** Start of QUOTED PASSAGE **

After finding a promising page:
- Check all external links.
- Record unavailable destinations.
- Inspect the link’s anchor and surrounding sentence.
- Determine whether the page is still maintained.
- Check whether other websites link to the same dead destination.
Method 4: Find dead statistics and research pages
Statistics, studies, annual reports, and industry surveys often attract backlinks because writers need evidence for their claims.
Search for older resources using combinations such as:
"topic statistics" 2018
"topic report" filetype:pdf
"topic survey" 2019
"topic research" inurl:report
Then check whether the cited report has disappeared, moved, or become outdated.
This approach works best when you can provide:
- Updated statistics
- A properly sourced data compilation
- Original research
- A new survey
- A downloadable report
- A transparent methodology
Do not recreate claims you cannot verify.
Method 5: Use Wikipedia dead references for discovery
Wikipedia labels some unavailable references as dead links. You can find relevant pages with searches such as:
site:wikipedia.org "your topic" "dead link"
Use the dead URL as a research lead, then identify other websites that link to the same missing resource.
Do not assume your page belongs on Wikipedia. Wikipedia has its own sourcing and editorial requirements, and inserting a self-promotional link can result in removal. The broader backlink profile of the dead resource is usually the more useful opportunity.
Method 6: Audit your own broken backlinks
Your website may already have backlinks pointing to:
- Deleted articles
- Old URL structures
- HTTP versions
- Misspelled URLs
- Discontinued downloads
- Previous domains
- Pages removed during a redesign
Recovering these links can be faster than earning completely new ones.
For each broken backlink to your site, decide whether to:
- Restore the original page.
- Apply a relevant 301 redirect.
- Contact the linking publisher with the corrected URL.
- Consolidate several old resources into one improved page.
Avoid redirecting every missing URL to the homepage. The destination should satisfy the original visitor’s intent.
A regular technical audit can identify these issues. See Outreach Club’s technical SEO guide for related crawlability and indexing considerations.
Step 3: Verify that the resource is genuinely broken
Broken link tools can return false positives. Before investing in content or outreach, validate each URL manually.
Use this checklist:
- Open the URL in a normal browser.
- Check the HTTP response.
- Test the URL on another day.
- Review whether the error is temporary.
- Follow redirects to their final destination.
- Check whether the content moved elsewhere on the domain.
- Search the page title or URL slug.
- Test the HTTP and HTTPS versions.
- Check the
wwwand non-wwwversions where relevant. - Look for a replacement in the original site’s search.
- Inspect an archived copy.
Record the final classification:
| Classification | Outreach opportunity? | Recommended action |
|---|---|---|
| Permanent 404 | Usually | Continue qualification |
| 410 Gone | Usually | Continue qualification |
| Soft 404 | Possibly | Verify manually |
| Persistent 5xx error | Possibly | Recheck before outreach |
| Temporary 503 | Not yet | Wait and retest |
| 403 or login required | Uncertain | Test manually |
| Relevant redirect | No | Remove from list |
| Irrelevant redirect | Possibly | Evaluate context |
| Parked or repurposed domain | Often | Review original intent |
| Content moved to a live URL | Usually no | Use the live original URL |
| Broken image or file | Often | Recreate the same format |
This stage prevents embarrassing outreach in which you tell an editor that a functioning resource is broken.

** End of QUOTED PASSAGE **
** Start of DATA **

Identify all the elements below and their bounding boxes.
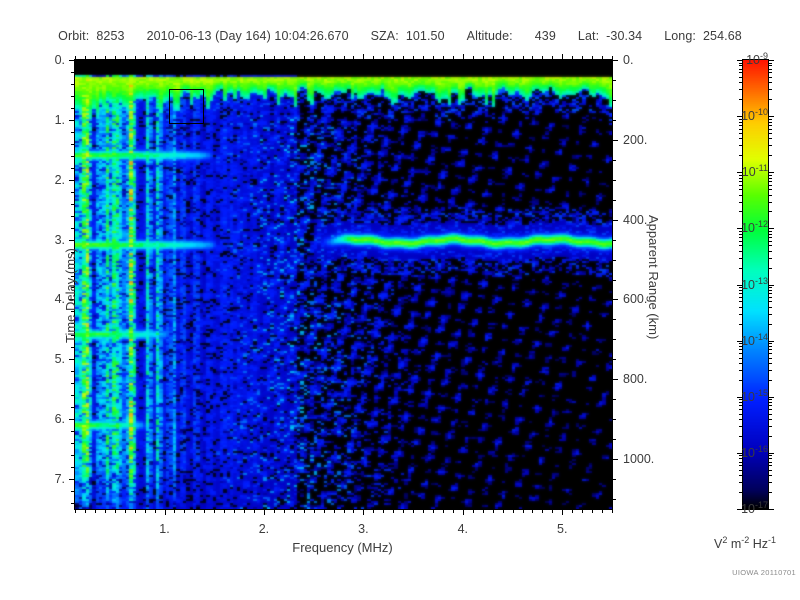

** End of DATA **

**GIVEN REQUEST**
Do these statements agree with the broken-link guide? For each, answer yes or no and quote the words of the text that decide it.
1. The guide recommends pointing every missing URL to the homepage.
2. Broken link tools can report a URL as broken when it is not.
3. The guide advises assuming your page belongs on Wikipedia.

**ANSWER BELOW**
1. No: "Avoid redirecting every missing URL to the homepage."
2. Yes: "Broken link tools can return false positives."
3. No: "Do not assume your page belongs on Wikipedia."